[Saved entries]
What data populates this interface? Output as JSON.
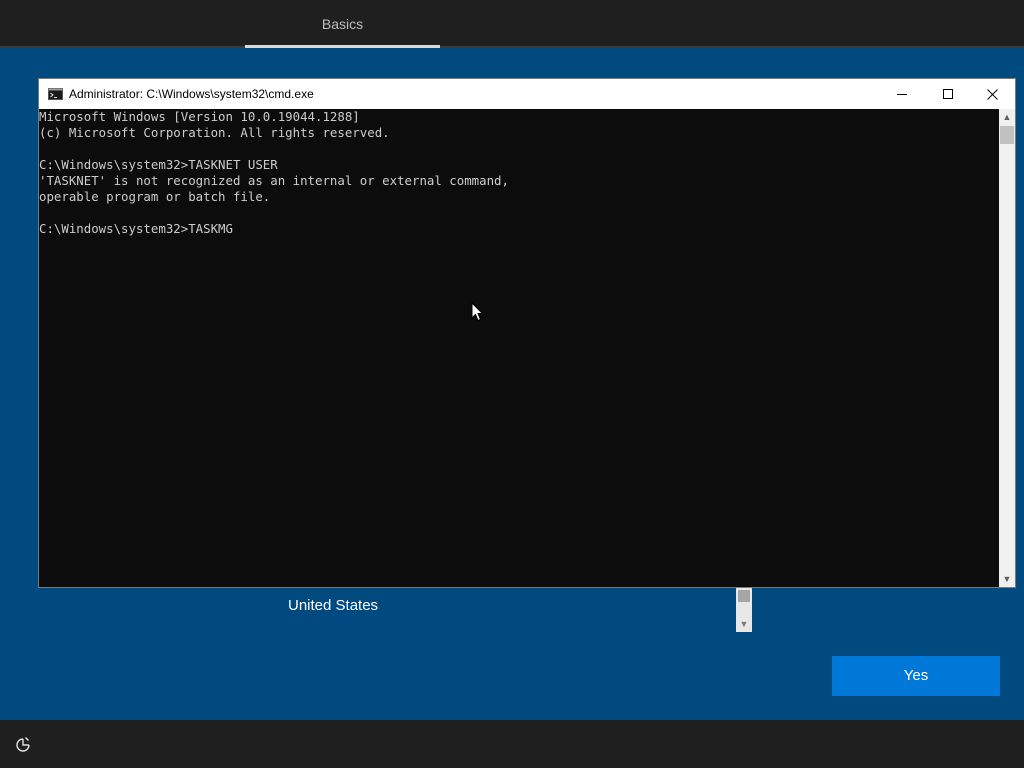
{
  "oobe": {
    "tab_label": "Basics",
    "region_item": "United States",
    "yes_button_label": "Yes",
    "accent_color": "#0078d7",
    "background_color": "#004a80"
  },
  "cmd": {
    "title": "Administrator: C:\\Windows\\system32\\cmd.exe",
    "output": "Microsoft Windows [Version 10.0.19044.1288]\n(c) Microsoft Corporation. All rights reserved.\n\nC:\\Windows\\system32>TASKNET USER\n'TASKNET' is not recognized as an internal or external command,\noperable program or batch file.\n\nC:\\Windows\\system32>TASKMG",
    "icons": {
      "app": "cmd-app-icon",
      "minimize": "minimize-icon",
      "maximize": "maximize-icon",
      "close": "close-icon"
    }
  },
  "bottom": {
    "icon": "accessibility-icon"
  }
}
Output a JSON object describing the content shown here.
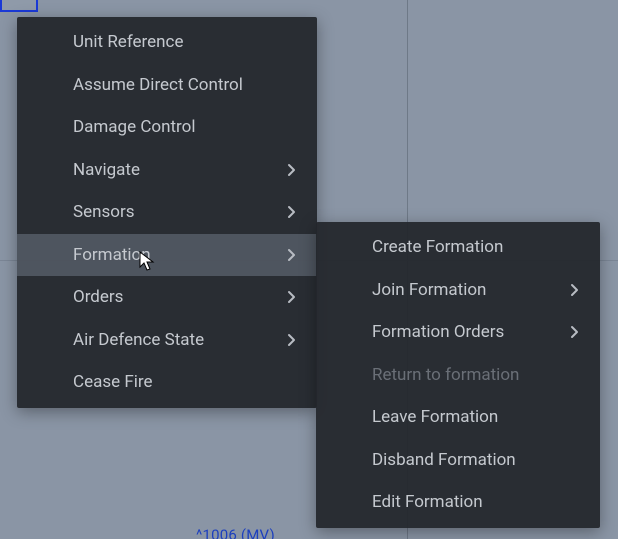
{
  "map": {
    "bottom_label": "^1006 (MV)"
  },
  "menu": {
    "items": [
      {
        "label": "Unit Reference",
        "submenu": false,
        "highlight": false,
        "disabled": false
      },
      {
        "label": "Assume Direct Control",
        "submenu": false,
        "highlight": false,
        "disabled": false
      },
      {
        "label": "Damage Control",
        "submenu": false,
        "highlight": false,
        "disabled": false
      },
      {
        "label": "Navigate",
        "submenu": true,
        "highlight": false,
        "disabled": false
      },
      {
        "label": "Sensors",
        "submenu": true,
        "highlight": false,
        "disabled": false
      },
      {
        "label": "Formation",
        "submenu": true,
        "highlight": true,
        "disabled": false
      },
      {
        "label": "Orders",
        "submenu": true,
        "highlight": false,
        "disabled": false
      },
      {
        "label": "Air Defence State",
        "submenu": true,
        "highlight": false,
        "disabled": false
      },
      {
        "label": "Cease Fire",
        "submenu": false,
        "highlight": false,
        "disabled": false
      }
    ]
  },
  "submenu": {
    "items": [
      {
        "label": "Create Formation",
        "submenu": false,
        "disabled": false
      },
      {
        "label": "Join Formation",
        "submenu": true,
        "disabled": false
      },
      {
        "label": "Formation Orders",
        "submenu": true,
        "disabled": false
      },
      {
        "label": "Return to formation",
        "submenu": false,
        "disabled": true
      },
      {
        "label": "Leave Formation",
        "submenu": false,
        "disabled": false
      },
      {
        "label": "Disband Formation",
        "submenu": false,
        "disabled": false
      },
      {
        "label": "Edit Formation",
        "submenu": false,
        "disabled": false
      }
    ]
  }
}
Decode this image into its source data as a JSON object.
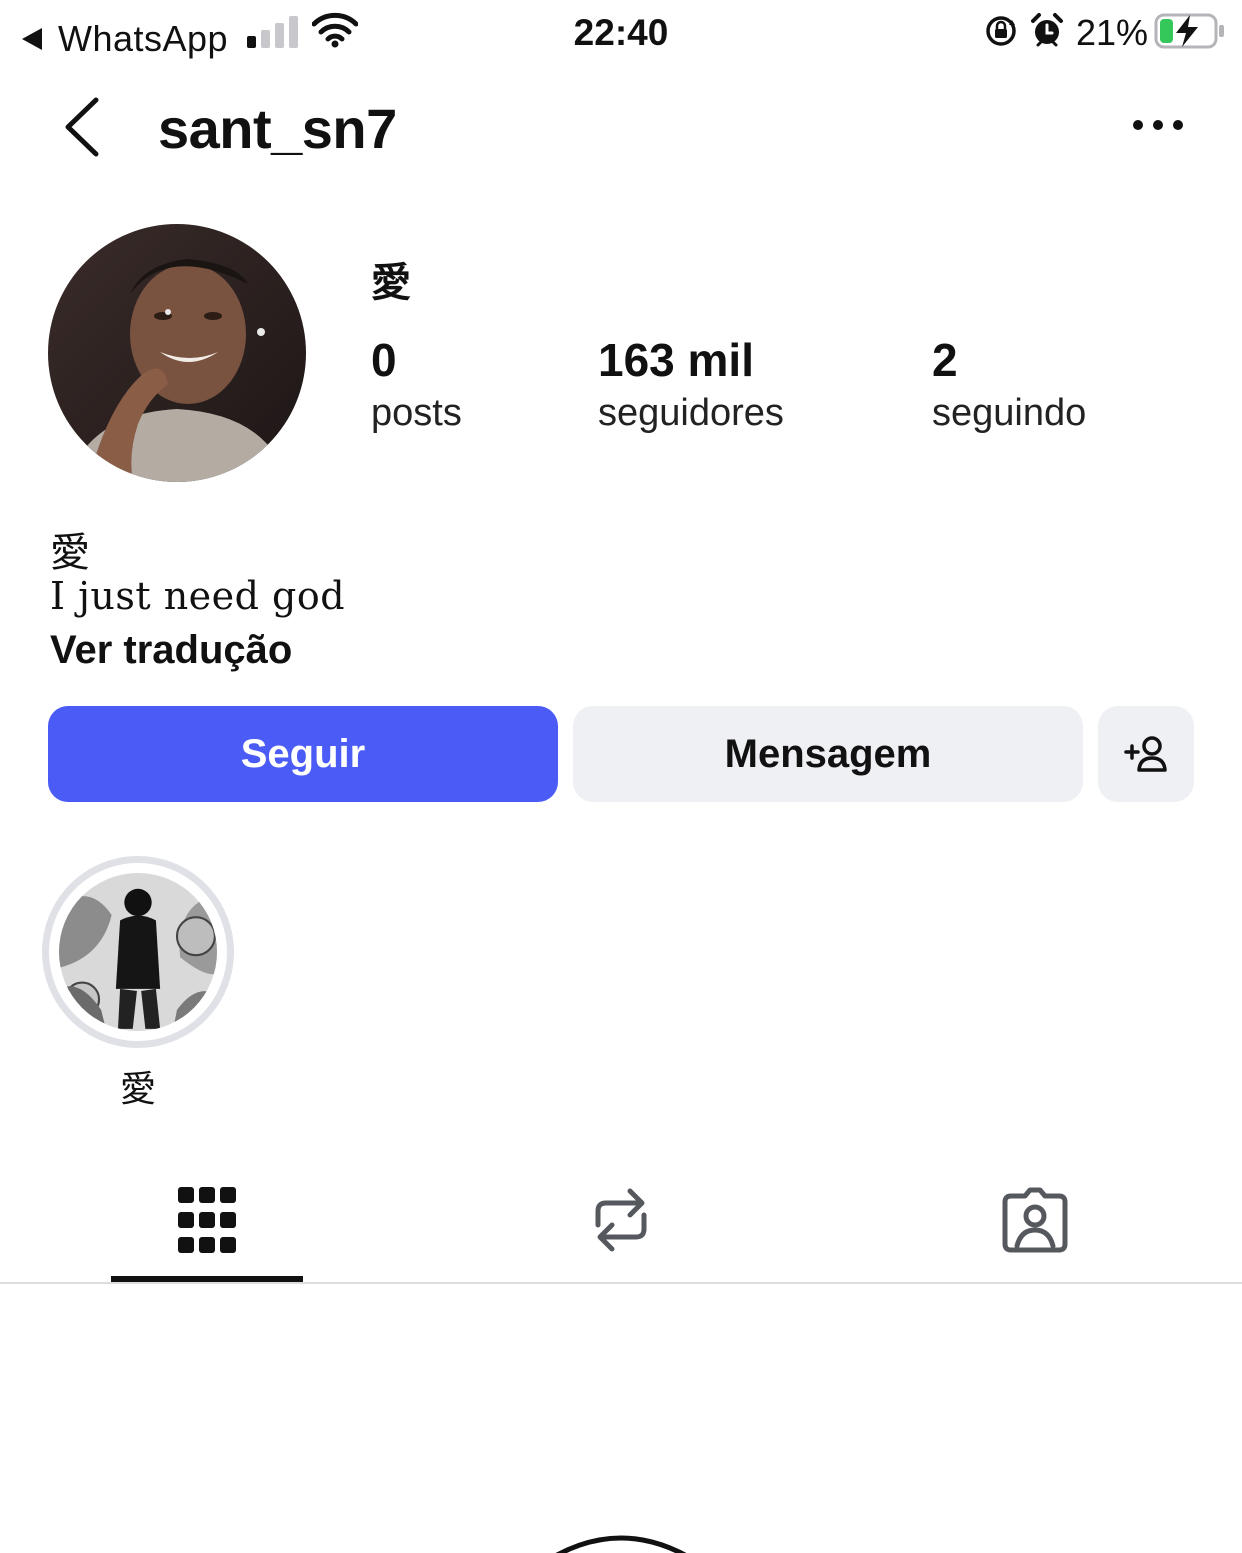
{
  "status_bar": {
    "back_app": "WhatsApp",
    "time": "22:40",
    "battery_percent": "21%",
    "signal_bars_filled": 1,
    "signal_bars_total": 4,
    "battery_level": 0.21,
    "battery_charging": true,
    "colors": {
      "battery_fill": "#34c759",
      "signal_inactive": "#c7c7cc"
    }
  },
  "header": {
    "username": "sant_sn7",
    "back_icon": "chevron-left-icon",
    "more_icon": "more-horizontal-icon"
  },
  "profile": {
    "display_name": "愛",
    "stats": [
      {
        "value": "0",
        "label": "posts"
      },
      {
        "value": "163 mil",
        "label": "seguidores"
      },
      {
        "value": "2",
        "label": "seguindo"
      }
    ],
    "bio_name": "愛",
    "bio_text": "I just need god",
    "see_translation": "Ver tradução"
  },
  "actions": {
    "follow_label": "Seguir",
    "message_label": "Mensagem",
    "add_user_icon": "add-user-icon",
    "colors": {
      "follow_bg": "#4a5cf5",
      "secondary_bg": "#eff0f4"
    }
  },
  "highlights": [
    {
      "label": "愛"
    }
  ],
  "tabs": [
    {
      "icon": "grid-icon",
      "active": true
    },
    {
      "icon": "reposts-icon",
      "active": false
    },
    {
      "icon": "tagged-icon",
      "active": false
    }
  ]
}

● **Stated exercise**: Using the material above, return every line exactly as it appears, minus the pictures.

● **Task result**:
What data populates this interface? Output as JSON.
{
  "oobe": {
    "tab_label": "Basics",
    "region_item": "United States",
    "yes_button_label": "Yes",
    "accent_color": "#0078d7",
    "background_color": "#004a80"
  },
  "cmd": {
    "title": "Administrator: C:\\Windows\\system32\\cmd.exe",
    "output": "Microsoft Windows [Version 10.0.19044.1288]\n(c) Microsoft Corporation. All rights reserved.\n\nC:\\Windows\\system32>TASKNET USER\n'TASKNET' is not recognized as an internal or external command,\noperable program or batch file.\n\nC:\\Windows\\system32>TASKMG",
    "icons": {
      "app": "cmd-app-icon",
      "minimize": "minimize-icon",
      "maximize": "maximize-icon",
      "close": "close-icon"
    }
  },
  "bottom": {
    "icon": "accessibility-icon"
  }
}
Output a JSON object describing the content shown here.
{
  "map": {
    "bottom_label": "^1006 (MV)"
  },
  "menu": {
    "items": [
      {
        "label": "Unit Reference",
        "submenu": false,
        "highlight": false,
        "disabled": false
      },
      {
        "label": "Assume Direct Control",
        "submenu": false,
        "highlight": false,
        "disabled": false
      },
      {
        "label": "Damage Control",
        "submenu": false,
        "highlight": false,
        "disabled": false
      },
      {
        "label": "Navigate",
        "submenu": true,
        "highlight": false,
        "disabled": false
      },
      {
        "label": "Sensors",
        "submenu": true,
        "highlight": false,
        "disabled": false
      },
      {
        "label": "Formation",
        "submenu": true,
        "highlight": true,
        "disabled": false
      },
      {
        "label": "Orders",
        "submenu": true,
        "highlight": false,
        "disabled": false
      },
      {
        "label": "Air Defence State",
        "submenu": true,
        "highlight": false,
        "disabled": false
      },
      {
        "label": "Cease Fire",
        "submenu": false,
        "highlight": false,
        "disabled": false
      }
    ]
  },
  "submenu": {
    "items": [
      {
        "label": "Create Formation",
        "submenu": false,
        "disabled": false
      },
      {
        "label": "Join Formation",
        "submenu": true,
        "disabled": false
      },
      {
        "label": "Formation Orders",
        "submenu": true,
        "disabled": false
      },
      {
        "label": "Return to formation",
        "submenu": false,
        "disabled": true
      },
      {
        "label": "Leave Formation",
        "submenu": false,
        "disabled": false
      },
      {
        "label": "Disband Formation",
        "submenu": false,
        "disabled": false
      },
      {
        "label": "Edit Formation",
        "submenu": false,
        "disabled": false
      }
    ]
  }
}
Decode this image into its source data as a JSON object.
{
  "status_bar": {
    "back_app": "WhatsApp",
    "time": "22:40",
    "battery_percent": "21%",
    "signal_bars_filled": 1,
    "signal_bars_total": 4,
    "battery_level": 0.21,
    "battery_charging": true,
    "colors": {
      "battery_fill": "#34c759",
      "signal_inactive": "#c7c7cc"
    }
  },
  "header": {
    "username": "sant_sn7",
    "back_icon": "chevron-left-icon",
    "more_icon": "more-horizontal-icon"
  },
  "profile": {
    "display_name": "愛",
    "stats": [
      {
        "value": "0",
        "label": "posts"
      },
      {
        "value": "163 mil",
        "label": "seguidores"
      },
      {
        "value": "2",
        "label": "seguindo"
      }
    ],
    "bio_name": "愛",
    "bio_text": "I just need god",
    "see_translation": "Ver tradução"
  },
  "actions": {
    "follow_label": "Seguir",
    "message_label": "Mensagem",
    "add_user_icon": "add-user-icon",
    "colors": {
      "follow_bg": "#4a5cf5",
      "secondary_bg": "#eff0f4"
    }
  },
  "highlights": [
    {
      "label": "愛"
    }
  ],
  "tabs": [
    {
      "icon": "grid-icon",
      "active": true
    },
    {
      "icon": "reposts-icon",
      "active": false
    },
    {
      "icon": "tagged-icon",
      "active": false
    }
  ]
}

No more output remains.